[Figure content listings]
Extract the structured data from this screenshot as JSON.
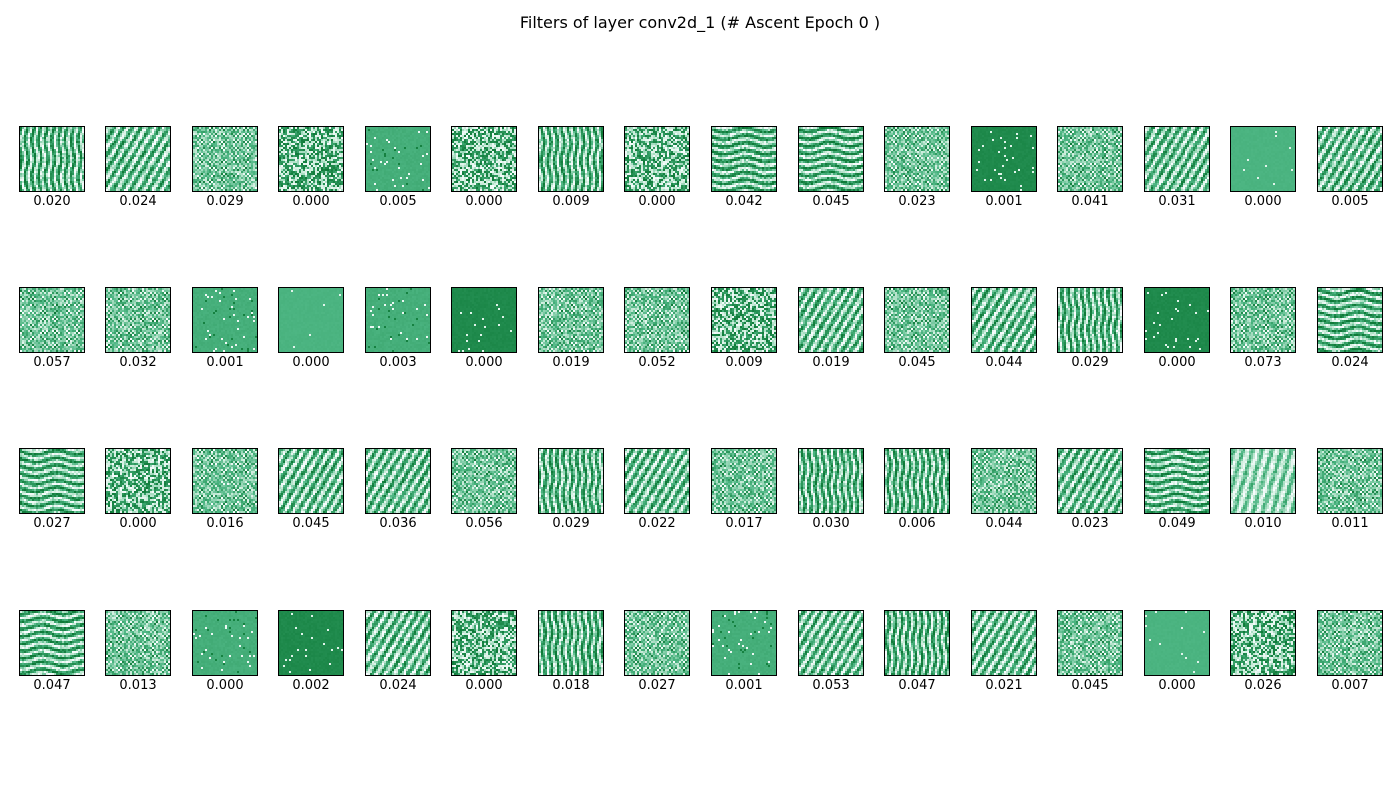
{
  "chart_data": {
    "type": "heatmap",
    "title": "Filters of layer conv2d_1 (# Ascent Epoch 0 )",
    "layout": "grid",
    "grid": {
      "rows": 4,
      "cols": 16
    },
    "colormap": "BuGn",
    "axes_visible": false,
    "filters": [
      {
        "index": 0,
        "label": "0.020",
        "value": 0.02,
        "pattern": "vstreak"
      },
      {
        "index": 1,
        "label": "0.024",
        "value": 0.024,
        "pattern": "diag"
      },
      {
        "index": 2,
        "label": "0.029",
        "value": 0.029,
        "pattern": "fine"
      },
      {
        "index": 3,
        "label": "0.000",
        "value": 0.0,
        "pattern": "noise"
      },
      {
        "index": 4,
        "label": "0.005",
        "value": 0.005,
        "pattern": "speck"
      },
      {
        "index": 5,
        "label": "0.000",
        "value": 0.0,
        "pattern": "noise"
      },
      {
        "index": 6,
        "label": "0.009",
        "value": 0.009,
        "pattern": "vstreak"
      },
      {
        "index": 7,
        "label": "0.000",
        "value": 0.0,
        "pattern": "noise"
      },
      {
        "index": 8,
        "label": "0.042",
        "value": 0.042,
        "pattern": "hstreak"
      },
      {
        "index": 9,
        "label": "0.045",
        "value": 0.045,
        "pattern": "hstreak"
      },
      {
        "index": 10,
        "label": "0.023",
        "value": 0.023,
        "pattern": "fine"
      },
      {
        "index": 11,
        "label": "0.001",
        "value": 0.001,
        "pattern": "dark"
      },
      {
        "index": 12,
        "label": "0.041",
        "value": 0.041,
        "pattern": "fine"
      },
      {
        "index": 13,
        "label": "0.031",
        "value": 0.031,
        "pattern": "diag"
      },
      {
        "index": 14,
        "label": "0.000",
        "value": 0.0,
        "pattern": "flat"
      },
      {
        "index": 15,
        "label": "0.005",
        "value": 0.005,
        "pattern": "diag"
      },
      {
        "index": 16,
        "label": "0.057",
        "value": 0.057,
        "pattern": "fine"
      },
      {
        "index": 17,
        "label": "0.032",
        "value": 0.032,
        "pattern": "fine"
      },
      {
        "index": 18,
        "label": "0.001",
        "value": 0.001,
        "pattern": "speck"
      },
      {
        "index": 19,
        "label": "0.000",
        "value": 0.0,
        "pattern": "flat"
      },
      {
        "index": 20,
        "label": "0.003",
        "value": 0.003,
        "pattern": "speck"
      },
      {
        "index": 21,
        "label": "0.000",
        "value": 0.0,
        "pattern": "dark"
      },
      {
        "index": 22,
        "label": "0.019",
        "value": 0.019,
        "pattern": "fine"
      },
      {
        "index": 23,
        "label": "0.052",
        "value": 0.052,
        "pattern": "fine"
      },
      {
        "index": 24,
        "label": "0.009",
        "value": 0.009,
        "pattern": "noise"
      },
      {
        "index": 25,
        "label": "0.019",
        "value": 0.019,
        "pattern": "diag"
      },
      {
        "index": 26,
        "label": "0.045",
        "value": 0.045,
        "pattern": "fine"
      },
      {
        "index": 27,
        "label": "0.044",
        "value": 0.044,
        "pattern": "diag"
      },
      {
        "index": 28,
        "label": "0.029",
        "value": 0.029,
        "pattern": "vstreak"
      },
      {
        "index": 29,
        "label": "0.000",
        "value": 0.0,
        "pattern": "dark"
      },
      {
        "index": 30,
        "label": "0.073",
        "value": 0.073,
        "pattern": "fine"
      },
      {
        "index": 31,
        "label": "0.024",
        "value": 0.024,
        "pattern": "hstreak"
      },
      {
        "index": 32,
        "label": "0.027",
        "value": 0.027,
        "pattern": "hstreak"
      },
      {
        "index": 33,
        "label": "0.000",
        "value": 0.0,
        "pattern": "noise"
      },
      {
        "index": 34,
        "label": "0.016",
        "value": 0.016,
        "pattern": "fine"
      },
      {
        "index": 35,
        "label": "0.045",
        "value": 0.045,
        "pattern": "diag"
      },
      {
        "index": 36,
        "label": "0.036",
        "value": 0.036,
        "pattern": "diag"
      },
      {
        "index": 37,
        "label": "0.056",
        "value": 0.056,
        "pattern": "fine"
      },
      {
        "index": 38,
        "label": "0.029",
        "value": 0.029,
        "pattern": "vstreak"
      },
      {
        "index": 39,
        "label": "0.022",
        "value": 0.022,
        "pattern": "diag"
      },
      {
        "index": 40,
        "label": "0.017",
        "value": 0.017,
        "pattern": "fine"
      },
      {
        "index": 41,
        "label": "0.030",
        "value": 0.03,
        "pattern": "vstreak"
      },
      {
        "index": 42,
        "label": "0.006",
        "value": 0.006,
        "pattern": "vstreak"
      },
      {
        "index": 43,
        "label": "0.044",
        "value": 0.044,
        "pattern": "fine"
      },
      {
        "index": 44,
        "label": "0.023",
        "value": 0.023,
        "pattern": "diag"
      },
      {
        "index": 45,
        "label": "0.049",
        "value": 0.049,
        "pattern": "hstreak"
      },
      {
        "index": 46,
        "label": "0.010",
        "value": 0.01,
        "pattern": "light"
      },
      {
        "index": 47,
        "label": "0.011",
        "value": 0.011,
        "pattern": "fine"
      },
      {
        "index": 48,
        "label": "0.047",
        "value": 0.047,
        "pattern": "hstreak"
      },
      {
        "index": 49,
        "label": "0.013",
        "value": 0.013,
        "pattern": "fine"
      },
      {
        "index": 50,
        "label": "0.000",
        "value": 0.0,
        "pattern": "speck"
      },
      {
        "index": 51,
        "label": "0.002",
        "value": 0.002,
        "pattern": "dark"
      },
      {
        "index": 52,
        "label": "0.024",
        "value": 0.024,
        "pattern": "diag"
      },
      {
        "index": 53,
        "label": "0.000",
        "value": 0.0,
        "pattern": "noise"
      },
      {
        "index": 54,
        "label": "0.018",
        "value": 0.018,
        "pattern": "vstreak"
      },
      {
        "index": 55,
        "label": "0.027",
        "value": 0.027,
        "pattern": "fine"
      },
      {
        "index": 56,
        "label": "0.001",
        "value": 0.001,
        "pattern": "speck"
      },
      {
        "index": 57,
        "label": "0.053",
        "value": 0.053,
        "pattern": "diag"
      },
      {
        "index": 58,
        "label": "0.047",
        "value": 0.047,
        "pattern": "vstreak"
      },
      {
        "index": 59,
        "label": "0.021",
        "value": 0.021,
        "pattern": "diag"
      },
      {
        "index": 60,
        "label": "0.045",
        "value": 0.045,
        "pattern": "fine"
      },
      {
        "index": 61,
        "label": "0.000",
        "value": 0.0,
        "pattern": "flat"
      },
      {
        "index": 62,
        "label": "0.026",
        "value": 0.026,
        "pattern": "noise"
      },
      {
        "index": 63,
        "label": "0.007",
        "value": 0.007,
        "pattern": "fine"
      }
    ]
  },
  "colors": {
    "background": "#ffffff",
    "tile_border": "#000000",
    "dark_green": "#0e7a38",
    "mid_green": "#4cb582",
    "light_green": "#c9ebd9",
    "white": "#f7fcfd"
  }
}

__Aim of the task__. Working from the lines above, reproduce the material exactly and exclude its pictures.

__Exercise answer__.
Extract the structured data from this screenshot as JSON.
{
  "chart_data": {
    "type": "heatmap",
    "title": "Filters of layer conv2d_1 (# Ascent Epoch 0 )",
    "layout": "grid",
    "grid": {
      "rows": 4,
      "cols": 16
    },
    "colormap": "BuGn",
    "axes_visible": false,
    "filters": [
      {
        "index": 0,
        "label": "0.020",
        "value": 0.02,
        "pattern": "vstreak"
      },
      {
        "index": 1,
        "label": "0.024",
        "value": 0.024,
        "pattern": "diag"
      },
      {
        "index": 2,
        "label": "0.029",
        "value": 0.029,
        "pattern": "fine"
      },
      {
        "index": 3,
        "label": "0.000",
        "value": 0.0,
        "pattern": "noise"
      },
      {
        "index": 4,
        "label": "0.005",
        "value": 0.005,
        "pattern": "speck"
      },
      {
        "index": 5,
        "label": "0.000",
        "value": 0.0,
        "pattern": "noise"
      },
      {
        "index": 6,
        "label": "0.009",
        "value": 0.009,
        "pattern": "vstreak"
      },
      {
        "index": 7,
        "label": "0.000",
        "value": 0.0,
        "pattern": "noise"
      },
      {
        "index": 8,
        "label": "0.042",
        "value": 0.042,
        "pattern": "hstreak"
      },
      {
        "index": 9,
        "label": "0.045",
        "value": 0.045,
        "pattern": "hstreak"
      },
      {
        "index": 10,
        "label": "0.023",
        "value": 0.023,
        "pattern": "fine"
      },
      {
        "index": 11,
        "label": "0.001",
        "value": 0.001,
        "pattern": "dark"
      },
      {
        "index": 12,
        "label": "0.041",
        "value": 0.041,
        "pattern": "fine"
      },
      {
        "index": 13,
        "label": "0.031",
        "value": 0.031,
        "pattern": "diag"
      },
      {
        "index": 14,
        "label": "0.000",
        "value": 0.0,
        "pattern": "flat"
      },
      {
        "index": 15,
        "label": "0.005",
        "value": 0.005,
        "pattern": "diag"
      },
      {
        "index": 16,
        "label": "0.057",
        "value": 0.057,
        "pattern": "fine"
      },
      {
        "index": 17,
        "label": "0.032",
        "value": 0.032,
        "pattern": "fine"
      },
      {
        "index": 18,
        "label": "0.001",
        "value": 0.001,
        "pattern": "speck"
      },
      {
        "index": 19,
        "label": "0.000",
        "value": 0.0,
        "pattern": "flat"
      },
      {
        "index": 20,
        "label": "0.003",
        "value": 0.003,
        "pattern": "speck"
      },
      {
        "index": 21,
        "label": "0.000",
        "value": 0.0,
        "pattern": "dark"
      },
      {
        "index": 22,
        "label": "0.019",
        "value": 0.019,
        "pattern": "fine"
      },
      {
        "index": 23,
        "label": "0.052",
        "value": 0.052,
        "pattern": "fine"
      },
      {
        "index": 24,
        "label": "0.009",
        "value": 0.009,
        "pattern": "noise"
      },
      {
        "index": 25,
        "label": "0.019",
        "value": 0.019,
        "pattern": "diag"
      },
      {
        "index": 26,
        "label": "0.045",
        "value": 0.045,
        "pattern": "fine"
      },
      {
        "index": 27,
        "label": "0.044",
        "value": 0.044,
        "pattern": "diag"
      },
      {
        "index": 28,
        "label": "0.029",
        "value": 0.029,
        "pattern": "vstreak"
      },
      {
        "index": 29,
        "label": "0.000",
        "value": 0.0,
        "pattern": "dark"
      },
      {
        "index": 30,
        "label": "0.073",
        "value": 0.073,
        "pattern": "fine"
      },
      {
        "index": 31,
        "label": "0.024",
        "value": 0.024,
        "pattern": "hstreak"
      },
      {
        "index": 32,
        "label": "0.027",
        "value": 0.027,
        "pattern": "hstreak"
      },
      {
        "index": 33,
        "label": "0.000",
        "value": 0.0,
        "pattern": "noise"
      },
      {
        "index": 34,
        "label": "0.016",
        "value": 0.016,
        "pattern": "fine"
      },
      {
        "index": 35,
        "label": "0.045",
        "value": 0.045,
        "pattern": "diag"
      },
      {
        "index": 36,
        "label": "0.036",
        "value": 0.036,
        "pattern": "diag"
      },
      {
        "index": 37,
        "label": "0.056",
        "value": 0.056,
        "pattern": "fine"
      },
      {
        "index": 38,
        "label": "0.029",
        "value": 0.029,
        "pattern": "vstreak"
      },
      {
        "index": 39,
        "label": "0.022",
        "value": 0.022,
        "pattern": "diag"
      },
      {
        "index": 40,
        "label": "0.017",
        "value": 0.017,
        "pattern": "fine"
      },
      {
        "index": 41,
        "label": "0.030",
        "value": 0.03,
        "pattern": "vstreak"
      },
      {
        "index": 42,
        "label": "0.006",
        "value": 0.006,
        "pattern": "vstreak"
      },
      {
        "index": 43,
        "label": "0.044",
        "value": 0.044,
        "pattern": "fine"
      },
      {
        "index": 44,
        "label": "0.023",
        "value": 0.023,
        "pattern": "diag"
      },
      {
        "index": 45,
        "label": "0.049",
        "value": 0.049,
        "pattern": "hstreak"
      },
      {
        "index": 46,
        "label": "0.010",
        "value": 0.01,
        "pattern": "light"
      },
      {
        "index": 47,
        "label": "0.011",
        "value": 0.011,
        "pattern": "fine"
      },
      {
        "index": 48,
        "label": "0.047",
        "value": 0.047,
        "pattern": "hstreak"
      },
      {
        "index": 49,
        "label": "0.013",
        "value": 0.013,
        "pattern": "fine"
      },
      {
        "index": 50,
        "label": "0.000",
        "value": 0.0,
        "pattern": "speck"
      },
      {
        "index": 51,
        "label": "0.002",
        "value": 0.002,
        "pattern": "dark"
      },
      {
        "index": 52,
        "label": "0.024",
        "value": 0.024,
        "pattern": "diag"
      },
      {
        "index": 53,
        "label": "0.000",
        "value": 0.0,
        "pattern": "noise"
      },
      {
        "index": 54,
        "label": "0.018",
        "value": 0.018,
        "pattern": "vstreak"
      },
      {
        "index": 55,
        "label": "0.027",
        "value": 0.027,
        "pattern": "fine"
      },
      {
        "index": 56,
        "label": "0.001",
        "value": 0.001,
        "pattern": "speck"
      },
      {
        "index": 57,
        "label": "0.053",
        "value": 0.053,
        "pattern": "diag"
      },
      {
        "index": 58,
        "label": "0.047",
        "value": 0.047,
        "pattern": "vstreak"
      },
      {
        "index": 59,
        "label": "0.021",
        "value": 0.021,
        "pattern": "diag"
      },
      {
        "index": 60,
        "label": "0.045",
        "value": 0.045,
        "pattern": "fine"
      },
      {
        "index": 61,
        "label": "0.000",
        "value": 0.0,
        "pattern": "flat"
      },
      {
        "index": 62,
        "label": "0.026",
        "value": 0.026,
        "pattern": "noise"
      },
      {
        "index": 63,
        "label": "0.007",
        "value": 0.007,
        "pattern": "fine"
      }
    ]
  },
  "colors": {
    "background": "#ffffff",
    "tile_border": "#000000",
    "dark_green": "#0e7a38",
    "mid_green": "#4cb582",
    "light_green": "#c9ebd9",
    "white": "#f7fcfd"
  }
}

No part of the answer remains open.